[OBJECTIVE] Pull each line containing "학칙에서" out of the data and copy it.

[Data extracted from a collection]
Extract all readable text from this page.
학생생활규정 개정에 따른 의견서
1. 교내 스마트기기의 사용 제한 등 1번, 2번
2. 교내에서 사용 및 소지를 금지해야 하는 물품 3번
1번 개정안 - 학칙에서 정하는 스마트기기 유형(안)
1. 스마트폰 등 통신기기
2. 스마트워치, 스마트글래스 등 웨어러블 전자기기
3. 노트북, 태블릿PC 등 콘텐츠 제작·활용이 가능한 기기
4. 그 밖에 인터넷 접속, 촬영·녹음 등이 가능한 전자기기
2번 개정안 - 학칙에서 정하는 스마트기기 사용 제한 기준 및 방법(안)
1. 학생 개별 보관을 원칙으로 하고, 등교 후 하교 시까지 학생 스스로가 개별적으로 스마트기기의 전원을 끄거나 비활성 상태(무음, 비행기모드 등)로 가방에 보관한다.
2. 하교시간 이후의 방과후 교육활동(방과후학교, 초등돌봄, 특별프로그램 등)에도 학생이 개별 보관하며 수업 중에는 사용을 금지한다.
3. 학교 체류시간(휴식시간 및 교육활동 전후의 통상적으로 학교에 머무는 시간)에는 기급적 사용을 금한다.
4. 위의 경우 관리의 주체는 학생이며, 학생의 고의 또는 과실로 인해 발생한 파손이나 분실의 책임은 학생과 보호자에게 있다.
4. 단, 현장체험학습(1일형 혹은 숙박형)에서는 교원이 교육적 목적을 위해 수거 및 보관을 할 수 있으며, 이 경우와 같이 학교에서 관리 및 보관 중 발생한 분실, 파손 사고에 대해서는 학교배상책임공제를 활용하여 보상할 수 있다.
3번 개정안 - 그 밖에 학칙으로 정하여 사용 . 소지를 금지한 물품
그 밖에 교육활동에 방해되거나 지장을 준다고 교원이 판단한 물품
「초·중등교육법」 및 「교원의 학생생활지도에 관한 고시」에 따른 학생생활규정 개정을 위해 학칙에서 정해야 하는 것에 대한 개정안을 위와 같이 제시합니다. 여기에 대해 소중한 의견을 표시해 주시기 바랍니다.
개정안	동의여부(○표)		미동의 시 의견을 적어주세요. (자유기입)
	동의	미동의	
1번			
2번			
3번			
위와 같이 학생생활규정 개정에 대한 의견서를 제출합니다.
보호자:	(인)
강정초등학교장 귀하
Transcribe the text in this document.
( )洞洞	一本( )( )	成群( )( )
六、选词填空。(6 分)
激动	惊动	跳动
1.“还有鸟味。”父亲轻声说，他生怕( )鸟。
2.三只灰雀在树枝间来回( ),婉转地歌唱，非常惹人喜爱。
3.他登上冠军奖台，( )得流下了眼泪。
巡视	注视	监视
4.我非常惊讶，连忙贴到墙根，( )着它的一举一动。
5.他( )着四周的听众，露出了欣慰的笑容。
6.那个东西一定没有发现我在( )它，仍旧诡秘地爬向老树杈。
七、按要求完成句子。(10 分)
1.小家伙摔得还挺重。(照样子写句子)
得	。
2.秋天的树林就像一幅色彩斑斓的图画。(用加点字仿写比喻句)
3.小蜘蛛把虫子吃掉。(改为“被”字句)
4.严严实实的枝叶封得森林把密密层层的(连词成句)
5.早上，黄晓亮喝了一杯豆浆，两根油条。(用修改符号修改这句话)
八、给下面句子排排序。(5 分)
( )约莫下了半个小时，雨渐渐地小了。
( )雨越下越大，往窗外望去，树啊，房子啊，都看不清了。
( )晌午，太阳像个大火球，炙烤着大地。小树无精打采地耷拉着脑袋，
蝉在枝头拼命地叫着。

[RESULT FOR THIS EXERCISE]
1번 개정안 - 학칙에서 정하는 스마트기기 유형(안)
2번 개정안 - 학칙에서 정하는 스마트기기 사용 제한 기준 및 방법(안)
「초·중등교육법」 및 「교원의 학생생활지도에 관한 고시」에 따른 학생생활규정 개정을 위해 학칙에서 정해야 하는 것에 대한 개정안을 위와 같이 제시합니다. 여기에 대해 소중한 의견을 표시해 주시기 바랍니다.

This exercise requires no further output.